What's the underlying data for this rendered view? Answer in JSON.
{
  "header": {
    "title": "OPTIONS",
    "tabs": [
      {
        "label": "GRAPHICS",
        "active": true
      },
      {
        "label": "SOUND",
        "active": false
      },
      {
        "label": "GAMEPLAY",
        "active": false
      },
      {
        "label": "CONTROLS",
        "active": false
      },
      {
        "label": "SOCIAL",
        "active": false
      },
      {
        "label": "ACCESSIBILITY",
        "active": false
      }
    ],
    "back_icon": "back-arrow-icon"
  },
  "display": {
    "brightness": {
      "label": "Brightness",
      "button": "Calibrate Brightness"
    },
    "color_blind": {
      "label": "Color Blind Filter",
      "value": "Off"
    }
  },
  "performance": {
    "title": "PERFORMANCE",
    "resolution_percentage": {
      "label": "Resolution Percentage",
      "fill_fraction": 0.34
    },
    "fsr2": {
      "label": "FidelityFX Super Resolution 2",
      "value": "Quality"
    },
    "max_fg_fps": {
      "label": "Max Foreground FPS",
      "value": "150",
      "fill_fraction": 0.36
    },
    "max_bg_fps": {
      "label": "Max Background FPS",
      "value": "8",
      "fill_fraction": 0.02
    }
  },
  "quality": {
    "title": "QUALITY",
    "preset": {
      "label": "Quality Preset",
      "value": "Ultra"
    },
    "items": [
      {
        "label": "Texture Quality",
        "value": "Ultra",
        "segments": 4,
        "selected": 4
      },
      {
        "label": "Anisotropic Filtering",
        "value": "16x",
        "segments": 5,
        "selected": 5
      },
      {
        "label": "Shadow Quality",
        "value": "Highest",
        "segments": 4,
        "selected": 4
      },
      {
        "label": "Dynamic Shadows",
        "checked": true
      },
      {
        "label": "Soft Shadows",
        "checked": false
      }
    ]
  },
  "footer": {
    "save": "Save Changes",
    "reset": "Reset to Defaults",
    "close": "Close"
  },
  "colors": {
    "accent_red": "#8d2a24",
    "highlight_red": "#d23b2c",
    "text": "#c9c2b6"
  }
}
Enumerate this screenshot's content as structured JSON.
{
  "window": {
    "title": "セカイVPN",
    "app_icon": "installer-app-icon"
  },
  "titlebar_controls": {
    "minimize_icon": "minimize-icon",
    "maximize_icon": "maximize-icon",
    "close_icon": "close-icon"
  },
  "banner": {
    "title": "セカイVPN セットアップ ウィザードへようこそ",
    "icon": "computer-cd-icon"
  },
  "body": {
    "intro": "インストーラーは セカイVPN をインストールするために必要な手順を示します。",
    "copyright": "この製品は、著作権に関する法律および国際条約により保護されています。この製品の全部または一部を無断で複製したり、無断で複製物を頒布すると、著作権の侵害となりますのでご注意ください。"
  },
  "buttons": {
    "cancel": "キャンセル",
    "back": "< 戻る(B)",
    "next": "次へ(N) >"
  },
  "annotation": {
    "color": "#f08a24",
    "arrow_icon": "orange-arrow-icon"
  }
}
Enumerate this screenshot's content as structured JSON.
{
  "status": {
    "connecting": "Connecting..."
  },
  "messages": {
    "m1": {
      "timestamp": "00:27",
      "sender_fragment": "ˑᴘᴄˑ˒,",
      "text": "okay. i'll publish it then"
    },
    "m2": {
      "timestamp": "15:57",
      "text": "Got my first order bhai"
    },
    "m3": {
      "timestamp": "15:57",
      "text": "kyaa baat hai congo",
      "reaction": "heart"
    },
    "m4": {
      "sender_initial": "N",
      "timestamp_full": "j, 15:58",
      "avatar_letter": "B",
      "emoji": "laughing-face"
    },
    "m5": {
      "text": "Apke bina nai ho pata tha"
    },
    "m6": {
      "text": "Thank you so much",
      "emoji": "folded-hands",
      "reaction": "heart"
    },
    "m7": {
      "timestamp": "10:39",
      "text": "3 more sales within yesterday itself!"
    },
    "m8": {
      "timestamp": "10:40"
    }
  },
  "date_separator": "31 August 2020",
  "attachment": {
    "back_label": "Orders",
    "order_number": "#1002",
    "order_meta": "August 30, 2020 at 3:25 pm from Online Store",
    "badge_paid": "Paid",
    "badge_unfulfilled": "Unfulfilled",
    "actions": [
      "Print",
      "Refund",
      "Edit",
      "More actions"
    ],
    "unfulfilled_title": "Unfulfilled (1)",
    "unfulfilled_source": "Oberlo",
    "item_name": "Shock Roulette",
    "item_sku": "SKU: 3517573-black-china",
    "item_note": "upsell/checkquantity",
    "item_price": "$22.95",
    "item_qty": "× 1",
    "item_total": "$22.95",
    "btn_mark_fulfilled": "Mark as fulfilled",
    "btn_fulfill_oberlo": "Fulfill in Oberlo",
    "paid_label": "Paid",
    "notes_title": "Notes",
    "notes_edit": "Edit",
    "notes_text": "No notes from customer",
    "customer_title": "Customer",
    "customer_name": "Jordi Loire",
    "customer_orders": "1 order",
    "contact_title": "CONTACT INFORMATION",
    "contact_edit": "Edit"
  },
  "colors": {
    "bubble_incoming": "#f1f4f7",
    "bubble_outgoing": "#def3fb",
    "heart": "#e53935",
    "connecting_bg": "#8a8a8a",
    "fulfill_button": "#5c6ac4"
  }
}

^^^^^^^^

> **What you have to do**
Extract the data in full. Keep it word for word.

> **Answer for this exercise**
What's the underlying data for this rendered view? Answer in JSON.
{
  "header": {
    "title": "OPTIONS",
    "tabs": [
      {
        "label": "GRAPHICS",
        "active": true
      },
      {
        "label": "SOUND",
        "active": false
      },
      {
        "label": "GAMEPLAY",
        "active": false
      },
      {
        "label": "CONTROLS",
        "active": false
      },
      {
        "label": "SOCIAL",
        "active": false
      },
      {
        "label": "ACCESSIBILITY",
        "active": false
      }
    ],
    "back_icon": "back-arrow-icon"
  },
  "display": {
    "brightness": {
      "label": "Brightness",
      "button": "Calibrate Brightness"
    },
    "color_blind": {
      "label": "Color Blind Filter",
      "value": "Off"
    }
  },
  "performance": {
    "title": "PERFORMANCE",
    "resolution_percentage": {
      "label": "Resolution Percentage",
      "fill_fraction": 0.34
    },
    "fsr2": {
      "label": "FidelityFX Super Resolution 2",
      "value": "Quality"
    },
    "max_fg_fps": {
      "label": "Max Foreground FPS",
      "value": "150",
      "fill_fraction": 0.36
    },
    "max_bg_fps": {
      "label": "Max Background FPS",
      "value": "8",
      "fill_fraction": 0.02
    }
  },
  "quality": {
    "title": "QUALITY",
    "preset": {
      "label": "Quality Preset",
      "value": "Ultra"
    },
    "items": [
      {
        "label": "Texture Quality",
        "value": "Ultra",
        "segments": 4,
        "selected": 4
      },
      {
        "label": "Anisotropic Filtering",
        "value": "16x",
        "segments": 5,
        "selected": 5
      },
      {
        "label": "Shadow Quality",
        "value": "Highest",
        "segments": 4,
        "selected": 4
      },
      {
        "label": "Dynamic Shadows",
        "checked": true
      },
      {
        "label": "Soft Shadows",
        "checked": false
      }
    ]
  },
  "footer": {
    "save": "Save Changes",
    "reset": "Reset to Defaults",
    "close": "Close"
  },
  "colors": {
    "accent_red": "#8d2a24",
    "highlight_red": "#d23b2c",
    "text": "#c9c2b6"
  }
}
Enumerate this screenshot's content as structured JSON.
{
  "window": {
    "title": "セカイVPN",
    "app_icon": "installer-app-icon"
  },
  "titlebar_controls": {
    "minimize_icon": "minimize-icon",
    "maximize_icon": "maximize-icon",
    "close_icon": "close-icon"
  },
  "banner": {
    "title": "セカイVPN セットアップ ウィザードへようこそ",
    "icon": "computer-cd-icon"
  },
  "body": {
    "intro": "インストーラーは セカイVPN をインストールするために必要な手順を示します。",
    "copyright": "この製品は、著作権に関する法律および国際条約により保護されています。この製品の全部または一部を無断で複製したり、無断で複製物を頒布すると、著作権の侵害となりますのでご注意ください。"
  },
  "buttons": {
    "cancel": "キャンセル",
    "back": "< 戻る(B)",
    "next": "次へ(N) >"
  },
  "annotation": {
    "color": "#f08a24",
    "arrow_icon": "orange-arrow-icon"
  }
}
Enumerate this screenshot's content as structured JSON.
{
  "status": {
    "connecting": "Connecting..."
  },
  "messages": {
    "m1": {
      "timestamp": "00:27",
      "sender_fragment": "ˑᴘᴄˑ˒,",
      "text": "okay. i'll publish it then"
    },
    "m2": {
      "timestamp": "15:57",
      "text": "Got my first order bhai"
    },
    "m3": {
      "timestamp": "15:57",
      "text": "kyaa baat hai congo",
      "reaction": "heart"
    },
    "m4": {
      "sender_initial": "N",
      "timestamp_full": "j, 15:58",
      "avatar_letter": "B",
      "emoji": "laughing-face"
    },
    "m5": {
      "text": "Apke bina nai ho pata tha"
    },
    "m6": {
      "text": "Thank you so much",
      "emoji": "folded-hands",
      "reaction": "heart"
    },
    "m7": {
      "timestamp": "10:39",
      "text": "3 more sales within yesterday itself!"
    },
    "m8": {
      "timestamp": "10:40"
    }
  },
  "date_separator": "31 August 2020",
  "attachment": {
    "back_label": "Orders",
    "order_number": "#1002",
    "order_meta": "August 30, 2020 at 3:25 pm from Online Store",
    "badge_paid": "Paid",
    "badge_unfulfilled": "Unfulfilled",
    "actions": [
      "Print",
      "Refund",
      "Edit",
      "More actions"
    ],
    "unfulfilled_title": "Unfulfilled (1)",
    "unfulfilled_source": "Oberlo",
    "item_name": "Shock Roulette",
    "item_sku": "SKU: 3517573-black-china",
    "item_note": "upsell/checkquantity",
    "item_price": "$22.95",
    "item_qty": "× 1",
    "item_total": "$22.95",
    "btn_mark_fulfilled": "Mark as fulfilled",
    "btn_fulfill_oberlo": "Fulfill in Oberlo",
    "paid_label": "Paid",
    "notes_title": "Notes",
    "notes_edit": "Edit",
    "notes_text": "No notes from customer",
    "customer_title": "Customer",
    "customer_name": "Jordi Loire",
    "customer_orders": "1 order",
    "contact_title": "CONTACT INFORMATION",
    "contact_edit": "Edit"
  },
  "colors": {
    "bubble_incoming": "#f1f4f7",
    "bubble_outgoing": "#def3fb",
    "heart": "#e53935",
    "connecting_bg": "#8a8a8a",
    "fulfill_button": "#5c6ac4"
  }
}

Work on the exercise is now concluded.